▸ WRITTEN EXERCISE
Search the data for the word "Route" and copy every line where it occurs.

▸ SOURCE DATA
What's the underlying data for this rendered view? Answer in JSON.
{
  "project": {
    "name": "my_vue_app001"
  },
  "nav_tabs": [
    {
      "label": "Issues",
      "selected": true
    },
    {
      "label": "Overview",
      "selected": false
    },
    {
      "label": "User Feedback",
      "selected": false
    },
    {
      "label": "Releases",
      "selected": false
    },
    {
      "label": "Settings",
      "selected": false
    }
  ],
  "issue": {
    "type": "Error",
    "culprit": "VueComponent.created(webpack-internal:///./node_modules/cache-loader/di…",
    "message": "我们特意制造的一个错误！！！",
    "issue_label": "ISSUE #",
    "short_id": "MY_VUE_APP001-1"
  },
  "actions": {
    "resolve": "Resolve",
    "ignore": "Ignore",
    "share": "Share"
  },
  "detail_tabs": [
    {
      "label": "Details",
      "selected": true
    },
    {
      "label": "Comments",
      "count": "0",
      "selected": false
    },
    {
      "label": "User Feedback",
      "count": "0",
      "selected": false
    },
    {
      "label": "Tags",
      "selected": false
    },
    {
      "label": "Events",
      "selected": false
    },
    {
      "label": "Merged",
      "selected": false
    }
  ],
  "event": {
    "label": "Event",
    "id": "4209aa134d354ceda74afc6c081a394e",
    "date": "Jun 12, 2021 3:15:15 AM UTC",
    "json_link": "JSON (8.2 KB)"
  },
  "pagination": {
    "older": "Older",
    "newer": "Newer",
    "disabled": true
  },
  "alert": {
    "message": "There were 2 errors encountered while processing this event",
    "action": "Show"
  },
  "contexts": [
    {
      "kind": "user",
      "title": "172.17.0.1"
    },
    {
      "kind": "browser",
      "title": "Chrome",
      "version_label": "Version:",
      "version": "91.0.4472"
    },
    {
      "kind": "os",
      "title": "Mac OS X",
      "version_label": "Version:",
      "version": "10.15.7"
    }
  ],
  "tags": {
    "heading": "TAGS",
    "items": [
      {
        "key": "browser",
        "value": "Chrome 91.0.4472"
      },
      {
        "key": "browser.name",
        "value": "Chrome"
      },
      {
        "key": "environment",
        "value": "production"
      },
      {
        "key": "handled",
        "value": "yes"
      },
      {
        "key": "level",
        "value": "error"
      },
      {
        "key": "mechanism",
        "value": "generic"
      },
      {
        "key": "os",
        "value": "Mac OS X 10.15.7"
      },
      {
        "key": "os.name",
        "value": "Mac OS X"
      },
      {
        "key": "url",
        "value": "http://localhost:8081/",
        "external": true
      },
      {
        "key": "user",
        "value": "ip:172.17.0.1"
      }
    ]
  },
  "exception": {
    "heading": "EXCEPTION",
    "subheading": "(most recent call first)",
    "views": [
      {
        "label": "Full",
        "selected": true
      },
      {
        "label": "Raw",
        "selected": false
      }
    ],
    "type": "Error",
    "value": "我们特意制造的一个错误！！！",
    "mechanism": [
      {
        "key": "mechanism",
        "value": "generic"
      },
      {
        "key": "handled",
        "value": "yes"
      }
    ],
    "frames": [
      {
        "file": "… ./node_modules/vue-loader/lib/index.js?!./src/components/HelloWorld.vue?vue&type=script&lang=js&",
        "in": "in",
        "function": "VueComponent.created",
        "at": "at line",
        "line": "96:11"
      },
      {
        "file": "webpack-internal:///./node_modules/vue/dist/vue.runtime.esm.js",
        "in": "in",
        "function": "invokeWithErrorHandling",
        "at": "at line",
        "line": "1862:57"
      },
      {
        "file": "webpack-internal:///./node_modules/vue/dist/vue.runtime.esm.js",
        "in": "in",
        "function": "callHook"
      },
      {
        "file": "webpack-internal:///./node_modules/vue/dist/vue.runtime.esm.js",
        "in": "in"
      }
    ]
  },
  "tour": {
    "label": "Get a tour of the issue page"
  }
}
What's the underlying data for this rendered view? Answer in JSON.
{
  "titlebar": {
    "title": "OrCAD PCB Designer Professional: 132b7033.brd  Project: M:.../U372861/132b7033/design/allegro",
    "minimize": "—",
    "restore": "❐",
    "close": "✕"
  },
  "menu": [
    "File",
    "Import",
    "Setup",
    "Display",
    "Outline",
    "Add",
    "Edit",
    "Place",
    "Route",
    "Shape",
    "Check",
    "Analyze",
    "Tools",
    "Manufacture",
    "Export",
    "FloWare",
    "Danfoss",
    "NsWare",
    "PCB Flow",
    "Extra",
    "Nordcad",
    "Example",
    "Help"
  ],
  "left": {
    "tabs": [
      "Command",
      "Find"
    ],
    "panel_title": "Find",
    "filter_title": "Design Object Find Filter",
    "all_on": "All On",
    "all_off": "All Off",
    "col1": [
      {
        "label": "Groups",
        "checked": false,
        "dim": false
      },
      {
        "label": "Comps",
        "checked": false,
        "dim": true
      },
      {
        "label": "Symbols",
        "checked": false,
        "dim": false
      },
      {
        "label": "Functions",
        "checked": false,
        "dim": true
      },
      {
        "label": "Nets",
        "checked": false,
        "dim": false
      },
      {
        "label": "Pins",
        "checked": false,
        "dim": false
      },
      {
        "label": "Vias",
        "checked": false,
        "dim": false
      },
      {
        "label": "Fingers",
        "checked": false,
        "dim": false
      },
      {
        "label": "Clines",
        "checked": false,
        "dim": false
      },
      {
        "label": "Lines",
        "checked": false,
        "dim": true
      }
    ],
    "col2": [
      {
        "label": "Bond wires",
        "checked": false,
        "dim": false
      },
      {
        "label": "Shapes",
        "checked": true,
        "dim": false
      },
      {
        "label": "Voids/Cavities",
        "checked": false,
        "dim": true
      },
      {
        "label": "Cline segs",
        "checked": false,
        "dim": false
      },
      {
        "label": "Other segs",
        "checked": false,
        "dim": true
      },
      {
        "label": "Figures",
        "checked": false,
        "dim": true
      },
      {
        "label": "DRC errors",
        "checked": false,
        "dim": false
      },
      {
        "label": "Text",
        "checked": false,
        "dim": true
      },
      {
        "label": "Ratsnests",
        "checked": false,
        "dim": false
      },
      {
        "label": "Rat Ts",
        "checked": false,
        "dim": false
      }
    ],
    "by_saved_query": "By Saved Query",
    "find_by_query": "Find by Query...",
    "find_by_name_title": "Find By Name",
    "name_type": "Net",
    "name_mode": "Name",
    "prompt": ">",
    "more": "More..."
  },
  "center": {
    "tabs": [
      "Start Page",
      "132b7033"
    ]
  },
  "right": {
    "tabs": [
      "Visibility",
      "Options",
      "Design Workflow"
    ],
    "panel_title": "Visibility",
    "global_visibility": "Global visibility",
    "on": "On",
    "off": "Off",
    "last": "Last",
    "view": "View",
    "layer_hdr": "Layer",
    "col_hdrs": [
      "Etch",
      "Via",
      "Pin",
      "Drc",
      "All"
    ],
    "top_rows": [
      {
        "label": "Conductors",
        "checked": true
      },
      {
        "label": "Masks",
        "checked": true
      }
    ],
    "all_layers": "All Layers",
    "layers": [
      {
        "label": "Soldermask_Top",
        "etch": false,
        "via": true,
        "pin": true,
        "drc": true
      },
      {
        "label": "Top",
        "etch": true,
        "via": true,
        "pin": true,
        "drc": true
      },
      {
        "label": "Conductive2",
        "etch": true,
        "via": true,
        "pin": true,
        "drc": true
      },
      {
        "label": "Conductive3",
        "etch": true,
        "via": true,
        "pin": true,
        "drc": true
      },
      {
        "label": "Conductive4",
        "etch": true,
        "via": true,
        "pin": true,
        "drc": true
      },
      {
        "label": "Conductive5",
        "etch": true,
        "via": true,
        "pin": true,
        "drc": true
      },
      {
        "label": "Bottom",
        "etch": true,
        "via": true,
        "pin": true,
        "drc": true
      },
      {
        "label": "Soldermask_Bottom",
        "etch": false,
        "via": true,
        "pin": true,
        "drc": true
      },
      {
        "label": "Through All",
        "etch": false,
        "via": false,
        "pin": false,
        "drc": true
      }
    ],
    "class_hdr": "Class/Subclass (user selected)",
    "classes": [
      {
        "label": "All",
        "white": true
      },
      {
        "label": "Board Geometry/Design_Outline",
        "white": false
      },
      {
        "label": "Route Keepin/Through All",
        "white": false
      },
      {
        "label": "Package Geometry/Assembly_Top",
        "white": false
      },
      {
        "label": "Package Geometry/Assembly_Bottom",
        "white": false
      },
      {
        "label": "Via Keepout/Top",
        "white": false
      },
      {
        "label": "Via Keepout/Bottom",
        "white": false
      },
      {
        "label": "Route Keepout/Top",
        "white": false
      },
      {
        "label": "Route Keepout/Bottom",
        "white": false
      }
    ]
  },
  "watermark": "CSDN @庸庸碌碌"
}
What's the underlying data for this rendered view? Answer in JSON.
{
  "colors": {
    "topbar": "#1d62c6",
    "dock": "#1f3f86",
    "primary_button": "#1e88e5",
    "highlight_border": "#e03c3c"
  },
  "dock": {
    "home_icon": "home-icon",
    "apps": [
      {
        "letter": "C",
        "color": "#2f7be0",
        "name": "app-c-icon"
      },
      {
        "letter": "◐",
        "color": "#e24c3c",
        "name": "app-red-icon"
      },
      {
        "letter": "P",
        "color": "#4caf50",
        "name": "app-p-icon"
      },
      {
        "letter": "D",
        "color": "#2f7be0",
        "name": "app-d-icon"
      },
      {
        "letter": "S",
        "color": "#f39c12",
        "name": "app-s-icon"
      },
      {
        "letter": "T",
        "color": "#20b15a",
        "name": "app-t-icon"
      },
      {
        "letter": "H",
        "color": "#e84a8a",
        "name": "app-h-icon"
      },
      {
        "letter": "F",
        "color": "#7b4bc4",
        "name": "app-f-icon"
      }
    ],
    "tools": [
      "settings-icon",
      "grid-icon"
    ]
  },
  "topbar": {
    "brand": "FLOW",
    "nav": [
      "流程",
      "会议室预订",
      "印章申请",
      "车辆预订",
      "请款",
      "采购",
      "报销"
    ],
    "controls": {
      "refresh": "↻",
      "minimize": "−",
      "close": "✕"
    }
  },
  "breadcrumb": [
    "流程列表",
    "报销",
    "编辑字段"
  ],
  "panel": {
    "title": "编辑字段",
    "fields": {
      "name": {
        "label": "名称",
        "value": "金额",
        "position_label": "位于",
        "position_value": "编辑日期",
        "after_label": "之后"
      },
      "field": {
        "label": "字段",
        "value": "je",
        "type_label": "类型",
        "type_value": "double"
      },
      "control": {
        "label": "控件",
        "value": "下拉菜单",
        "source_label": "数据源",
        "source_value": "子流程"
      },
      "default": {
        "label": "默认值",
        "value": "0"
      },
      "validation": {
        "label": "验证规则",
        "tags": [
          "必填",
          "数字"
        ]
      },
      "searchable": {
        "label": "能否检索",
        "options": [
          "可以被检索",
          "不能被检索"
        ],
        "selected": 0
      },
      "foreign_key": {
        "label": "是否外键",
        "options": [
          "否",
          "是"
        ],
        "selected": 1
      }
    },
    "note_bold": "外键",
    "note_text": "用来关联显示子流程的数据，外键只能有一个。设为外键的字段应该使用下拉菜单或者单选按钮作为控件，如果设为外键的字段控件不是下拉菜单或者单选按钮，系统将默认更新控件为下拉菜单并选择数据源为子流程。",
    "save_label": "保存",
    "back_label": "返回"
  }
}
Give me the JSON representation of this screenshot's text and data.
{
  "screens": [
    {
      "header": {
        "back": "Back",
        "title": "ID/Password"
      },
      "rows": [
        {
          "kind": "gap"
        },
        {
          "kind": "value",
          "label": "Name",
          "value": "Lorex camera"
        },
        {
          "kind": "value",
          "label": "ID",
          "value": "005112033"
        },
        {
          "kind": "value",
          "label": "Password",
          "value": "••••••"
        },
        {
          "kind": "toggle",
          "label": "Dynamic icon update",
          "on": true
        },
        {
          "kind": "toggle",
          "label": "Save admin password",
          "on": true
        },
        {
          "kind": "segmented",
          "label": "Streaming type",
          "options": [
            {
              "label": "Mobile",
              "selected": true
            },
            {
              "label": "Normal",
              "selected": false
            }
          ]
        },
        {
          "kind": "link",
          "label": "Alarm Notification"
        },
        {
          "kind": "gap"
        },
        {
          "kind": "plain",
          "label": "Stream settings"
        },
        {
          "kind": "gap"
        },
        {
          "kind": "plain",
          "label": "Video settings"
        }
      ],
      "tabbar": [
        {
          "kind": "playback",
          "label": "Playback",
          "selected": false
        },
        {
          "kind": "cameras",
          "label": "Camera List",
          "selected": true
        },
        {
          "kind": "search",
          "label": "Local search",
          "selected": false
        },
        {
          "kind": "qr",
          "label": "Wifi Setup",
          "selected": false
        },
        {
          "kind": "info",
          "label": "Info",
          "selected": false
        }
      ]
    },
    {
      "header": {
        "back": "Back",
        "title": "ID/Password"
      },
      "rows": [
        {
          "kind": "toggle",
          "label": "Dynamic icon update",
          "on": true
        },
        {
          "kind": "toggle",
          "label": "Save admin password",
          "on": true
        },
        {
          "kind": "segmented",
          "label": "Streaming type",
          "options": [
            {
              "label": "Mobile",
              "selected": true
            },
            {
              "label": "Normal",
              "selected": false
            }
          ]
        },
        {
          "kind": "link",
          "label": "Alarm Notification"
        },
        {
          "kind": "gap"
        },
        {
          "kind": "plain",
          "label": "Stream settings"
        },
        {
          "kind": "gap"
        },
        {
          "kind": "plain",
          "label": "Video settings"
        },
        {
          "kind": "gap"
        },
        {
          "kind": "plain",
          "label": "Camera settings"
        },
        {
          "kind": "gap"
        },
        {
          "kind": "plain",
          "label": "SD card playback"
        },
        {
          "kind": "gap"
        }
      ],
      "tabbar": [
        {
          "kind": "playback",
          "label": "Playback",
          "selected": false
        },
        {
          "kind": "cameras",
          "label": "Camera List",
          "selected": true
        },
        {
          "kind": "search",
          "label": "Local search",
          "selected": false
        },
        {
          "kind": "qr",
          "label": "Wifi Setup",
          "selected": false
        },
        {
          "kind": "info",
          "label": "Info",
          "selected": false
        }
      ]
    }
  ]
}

▸ ANSWER TO THE PROBLEM
    "Route",
        "label": "Route Keepin/Through All",
        "label": "Route Keepout/Top",
        "label": "Route Keepout/Bottom",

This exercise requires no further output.